Output the material beneath exactly, leaving nothing out.

[Records]
####################
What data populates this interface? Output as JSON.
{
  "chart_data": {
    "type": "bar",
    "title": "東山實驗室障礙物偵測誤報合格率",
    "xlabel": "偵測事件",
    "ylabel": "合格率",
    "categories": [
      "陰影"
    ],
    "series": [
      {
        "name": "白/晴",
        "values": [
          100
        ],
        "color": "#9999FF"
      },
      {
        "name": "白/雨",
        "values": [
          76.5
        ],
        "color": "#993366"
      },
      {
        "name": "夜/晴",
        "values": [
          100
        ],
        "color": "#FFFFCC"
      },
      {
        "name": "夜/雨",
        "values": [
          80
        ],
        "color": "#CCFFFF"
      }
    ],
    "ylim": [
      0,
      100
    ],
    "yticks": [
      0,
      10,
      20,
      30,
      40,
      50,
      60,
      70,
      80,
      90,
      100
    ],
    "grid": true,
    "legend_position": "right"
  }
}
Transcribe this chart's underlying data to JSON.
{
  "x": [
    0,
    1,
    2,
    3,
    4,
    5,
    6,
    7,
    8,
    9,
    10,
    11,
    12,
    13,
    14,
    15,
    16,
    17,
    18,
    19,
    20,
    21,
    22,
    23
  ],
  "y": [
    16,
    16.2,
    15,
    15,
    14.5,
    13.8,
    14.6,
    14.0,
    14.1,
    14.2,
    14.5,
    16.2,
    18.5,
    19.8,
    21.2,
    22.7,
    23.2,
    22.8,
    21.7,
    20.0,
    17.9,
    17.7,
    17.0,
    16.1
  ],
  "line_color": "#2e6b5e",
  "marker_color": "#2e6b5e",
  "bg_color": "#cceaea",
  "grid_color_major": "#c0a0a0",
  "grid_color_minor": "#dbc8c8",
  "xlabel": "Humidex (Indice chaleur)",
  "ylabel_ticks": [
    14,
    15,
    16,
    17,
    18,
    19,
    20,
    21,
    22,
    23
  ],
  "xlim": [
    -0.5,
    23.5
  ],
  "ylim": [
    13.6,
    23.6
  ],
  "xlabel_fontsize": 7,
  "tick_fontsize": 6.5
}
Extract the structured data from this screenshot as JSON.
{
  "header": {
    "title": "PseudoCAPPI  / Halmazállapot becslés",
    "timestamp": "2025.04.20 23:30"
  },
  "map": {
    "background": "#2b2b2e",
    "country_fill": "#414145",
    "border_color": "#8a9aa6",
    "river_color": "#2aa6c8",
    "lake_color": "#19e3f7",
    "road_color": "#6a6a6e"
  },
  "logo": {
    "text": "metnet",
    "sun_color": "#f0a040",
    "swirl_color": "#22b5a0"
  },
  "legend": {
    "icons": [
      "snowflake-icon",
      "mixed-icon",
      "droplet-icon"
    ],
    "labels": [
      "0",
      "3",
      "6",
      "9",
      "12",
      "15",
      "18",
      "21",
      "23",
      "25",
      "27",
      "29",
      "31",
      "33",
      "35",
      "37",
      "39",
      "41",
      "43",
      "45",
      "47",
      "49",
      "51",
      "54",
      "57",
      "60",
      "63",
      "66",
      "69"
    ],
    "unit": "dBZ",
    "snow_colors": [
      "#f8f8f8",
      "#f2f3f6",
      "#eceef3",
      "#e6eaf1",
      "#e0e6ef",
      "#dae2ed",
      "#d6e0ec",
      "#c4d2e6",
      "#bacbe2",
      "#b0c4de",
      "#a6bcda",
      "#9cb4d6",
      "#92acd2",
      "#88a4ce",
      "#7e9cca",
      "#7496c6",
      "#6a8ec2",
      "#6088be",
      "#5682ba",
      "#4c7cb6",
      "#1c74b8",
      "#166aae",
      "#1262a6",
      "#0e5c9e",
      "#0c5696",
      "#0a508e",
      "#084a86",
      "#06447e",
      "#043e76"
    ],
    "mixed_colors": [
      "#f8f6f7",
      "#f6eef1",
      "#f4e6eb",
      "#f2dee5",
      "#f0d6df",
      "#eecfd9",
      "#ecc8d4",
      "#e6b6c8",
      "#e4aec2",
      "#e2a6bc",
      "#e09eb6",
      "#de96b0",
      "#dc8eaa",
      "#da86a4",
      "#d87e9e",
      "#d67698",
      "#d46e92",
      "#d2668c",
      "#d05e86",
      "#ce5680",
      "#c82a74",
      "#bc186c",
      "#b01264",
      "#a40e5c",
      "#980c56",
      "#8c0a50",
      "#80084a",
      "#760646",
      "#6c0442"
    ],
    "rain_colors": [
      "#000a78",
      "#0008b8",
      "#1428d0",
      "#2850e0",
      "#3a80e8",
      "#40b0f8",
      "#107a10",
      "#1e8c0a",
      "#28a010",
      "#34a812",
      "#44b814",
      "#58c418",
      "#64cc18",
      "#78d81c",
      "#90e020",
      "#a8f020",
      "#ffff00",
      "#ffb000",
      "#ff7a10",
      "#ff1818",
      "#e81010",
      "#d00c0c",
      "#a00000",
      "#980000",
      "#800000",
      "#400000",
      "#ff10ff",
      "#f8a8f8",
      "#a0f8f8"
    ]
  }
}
####################
◆ Output ◆
What data populates this interface? Output as JSON.
{
  "chart_data": {
    "type": "bar",
    "title": "東山實驗室障礙物偵測誤報合格率",
    "xlabel": "偵測事件",
    "ylabel": "合格率",
    "categories": [
      "陰影"
    ],
    "series": [
      {
        "name": "白/晴",
        "values": [
          100
        ],
        "color": "#9999FF"
      },
      {
        "name": "白/雨",
        "values": [
          76.5
        ],
        "color": "#993366"
      },
      {
        "name": "夜/晴",
        "values": [
          100
        ],
        "color": "#FFFFCC"
      },
      {
        "name": "夜/雨",
        "values": [
          80
        ],
        "color": "#CCFFFF"
      }
    ],
    "ylim": [
      0,
      100
    ],
    "yticks": [
      0,
      10,
      20,
      30,
      40,
      50,
      60,
      70,
      80,
      90,
      100
    ],
    "grid": true,
    "legend_position": "right"
  }
}
Transcribe this chart's underlying data to JSON.
{
  "x": [
    0,
    1,
    2,
    3,
    4,
    5,
    6,
    7,
    8,
    9,
    10,
    11,
    12,
    13,
    14,
    15,
    16,
    17,
    18,
    19,
    20,
    21,
    22,
    23
  ],
  "y": [
    16,
    16.2,
    15,
    15,
    14.5,
    13.8,
    14.6,
    14.0,
    14.1,
    14.2,
    14.5,
    16.2,
    18.5,
    19.8,
    21.2,
    22.7,
    23.2,
    22.8,
    21.7,
    20.0,
    17.9,
    17.7,
    17.0,
    16.1
  ],
  "line_color": "#2e6b5e",
  "marker_color": "#2e6b5e",
  "bg_color": "#cceaea",
  "grid_color_major": "#c0a0a0",
  "grid_color_minor": "#dbc8c8",
  "xlabel": "Humidex (Indice chaleur)",
  "ylabel_ticks": [
    14,
    15,
    16,
    17,
    18,
    19,
    20,
    21,
    22,
    23
  ],
  "xlim": [
    -0.5,
    23.5
  ],
  "ylim": [
    13.6,
    23.6
  ],
  "xlabel_fontsize": 7,
  "tick_fontsize": 6.5
}
Extract the structured data from this screenshot as JSON.
{
  "header": {
    "title": "PseudoCAPPI  / Halmazállapot becslés",
    "timestamp": "2025.04.20 23:30"
  },
  "map": {
    "background": "#2b2b2e",
    "country_fill": "#414145",
    "border_color": "#8a9aa6",
    "river_color": "#2aa6c8",
    "lake_color": "#19e3f7",
    "road_color": "#6a6a6e"
  },
  "logo": {
    "text": "metnet",
    "sun_color": "#f0a040",
    "swirl_color": "#22b5a0"
  },
  "legend": {
    "icons": [
      "snowflake-icon",
      "mixed-icon",
      "droplet-icon"
    ],
    "labels": [
      "0",
      "3",
      "6",
      "9",
      "12",
      "15",
      "18",
      "21",
      "23",
      "25",
      "27",
      "29",
      "31",
      "33",
      "35",
      "37",
      "39",
      "41",
      "43",
      "45",
      "47",
      "49",
      "51",
      "54",
      "57",
      "60",
      "63",
      "66",
      "69"
    ],
    "unit": "dBZ",
    "snow_colors": [
      "#f8f8f8",
      "#f2f3f6",
      "#eceef3",
      "#e6eaf1",
      "#e0e6ef",
      "#dae2ed",
      "#d6e0ec",
      "#c4d2e6",
      "#bacbe2",
      "#b0c4de",
      "#a6bcda",
      "#9cb4d6",
      "#92acd2",
      "#88a4ce",
      "#7e9cca",
      "#7496c6",
      "#6a8ec2",
      "#6088be",
      "#5682ba",
      "#4c7cb6",
      "#1c74b8",
      "#166aae",
      "#1262a6",
      "#0e5c9e",
      "#0c5696",
      "#0a508e",
      "#084a86",
      "#06447e",
      "#043e76"
    ],
    "mixed_colors": [
      "#f8f6f7",
      "#f6eef1",
      "#f4e6eb",
      "#f2dee5",
      "#f0d6df",
      "#eecfd9",
      "#ecc8d4",
      "#e6b6c8",
      "#e4aec2",
      "#e2a6bc",
      "#e09eb6",
      "#de96b0",
      "#dc8eaa",
      "#da86a4",
      "#d87e9e",
      "#d67698",
      "#d46e92",
      "#d2668c",
      "#d05e86",
      "#ce5680",
      "#c82a74",
      "#bc186c",
      "#b01264",
      "#a40e5c",
      "#980c56",
      "#8c0a50",
      "#80084a",
      "#760646",
      "#6c0442"
    ],
    "rain_colors": [
      "#000a78",
      "#0008b8",
      "#1428d0",
      "#2850e0",
      "#3a80e8",
      "#40b0f8",
      "#107a10",
      "#1e8c0a",
      "#28a010",
      "#34a812",
      "#44b814",
      "#58c418",
      "#64cc18",
      "#78d81c",
      "#90e020",
      "#a8f020",
      "#ffff00",
      "#ffb000",
      "#ff7a10",
      "#ff1818",
      "#e81010",
      "#d00c0c",
      "#a00000",
      "#980000",
      "#800000",
      "#400000",
      "#ff10ff",
      "#f8a8f8",
      "#a0f8f8"
    ]
  }
}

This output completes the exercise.